**EXERCISE DIRECTIONS:**
Repeat all the records exactly, omitting pictures.

↓↓↓

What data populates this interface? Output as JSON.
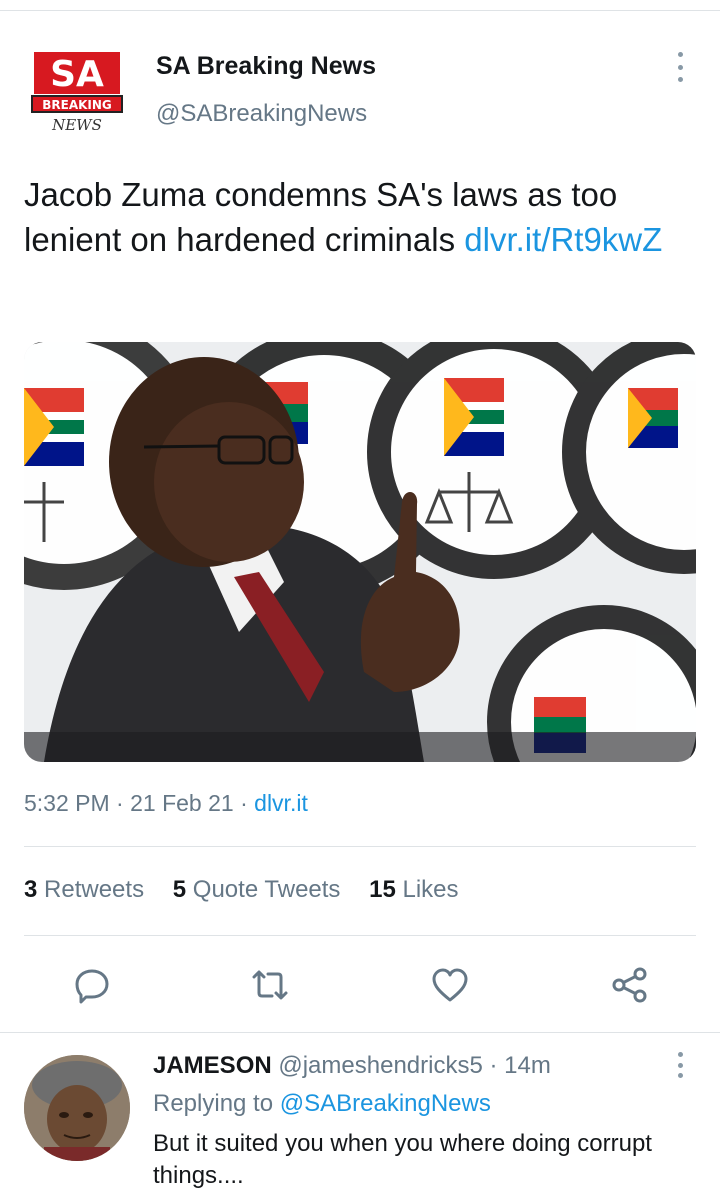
{
  "tweet": {
    "author_name": "SA Breaking News",
    "author_handle": "@SABreakingNews",
    "logo_text_top": "SA",
    "logo_text_mid": "BREAKING",
    "logo_text_bottom": "NEWS",
    "text": "Jacob Zuma condemns SA's laws as too lenient on hardened criminals ",
    "link": "dlvr.it/Rt9kwZ",
    "time": "5:32 PM",
    "date": "21 Feb 21",
    "source": "dlvr.it",
    "retweets_count": "3",
    "retweets_label": "Retweets",
    "quotes_count": "5",
    "quotes_label": "Quote Tweets",
    "likes_count": "15",
    "likes_label": "Likes"
  },
  "actions": [
    "reply-icon",
    "retweet-icon",
    "like-icon",
    "share-icon"
  ],
  "reply": {
    "author_name": "JAMESON",
    "author_handle": "@jameshendricks5",
    "time": "14m",
    "replying_prefix": "Replying to ",
    "replying_to": "@SABreakingNews",
    "text": "But it suited you when you where doing corrupt things...."
  },
  "colors": {
    "link": "#1b95e0",
    "secondary_text": "#657786",
    "brand_red": "#d71920"
  }
}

↑↑↑

**WRITTEN ANSWER:**
What data populates this interface? Output as JSON.
{
  "tweet": {
    "author_name": "SA Breaking News",
    "author_handle": "@SABreakingNews",
    "logo_text_top": "SA",
    "logo_text_mid": "BREAKING",
    "logo_text_bottom": "NEWS",
    "text": "Jacob Zuma condemns SA's laws as too lenient on hardened criminals ",
    "link": "dlvr.it/Rt9kwZ",
    "time": "5:32 PM",
    "date": "21 Feb 21",
    "source": "dlvr.it",
    "retweets_count": "3",
    "retweets_label": "Retweets",
    "quotes_count": "5",
    "quotes_label": "Quote Tweets",
    "likes_count": "15",
    "likes_label": "Likes"
  },
  "actions": [
    "reply-icon",
    "retweet-icon",
    "like-icon",
    "share-icon"
  ],
  "reply": {
    "author_name": "JAMESON",
    "author_handle": "@jameshendricks5",
    "time": "14m",
    "replying_prefix": "Replying to ",
    "replying_to": "@SABreakingNews",
    "text": "But it suited you when you where doing corrupt things...."
  },
  "colors": {
    "link": "#1b95e0",
    "secondary_text": "#657786",
    "brand_red": "#d71920"
  }
}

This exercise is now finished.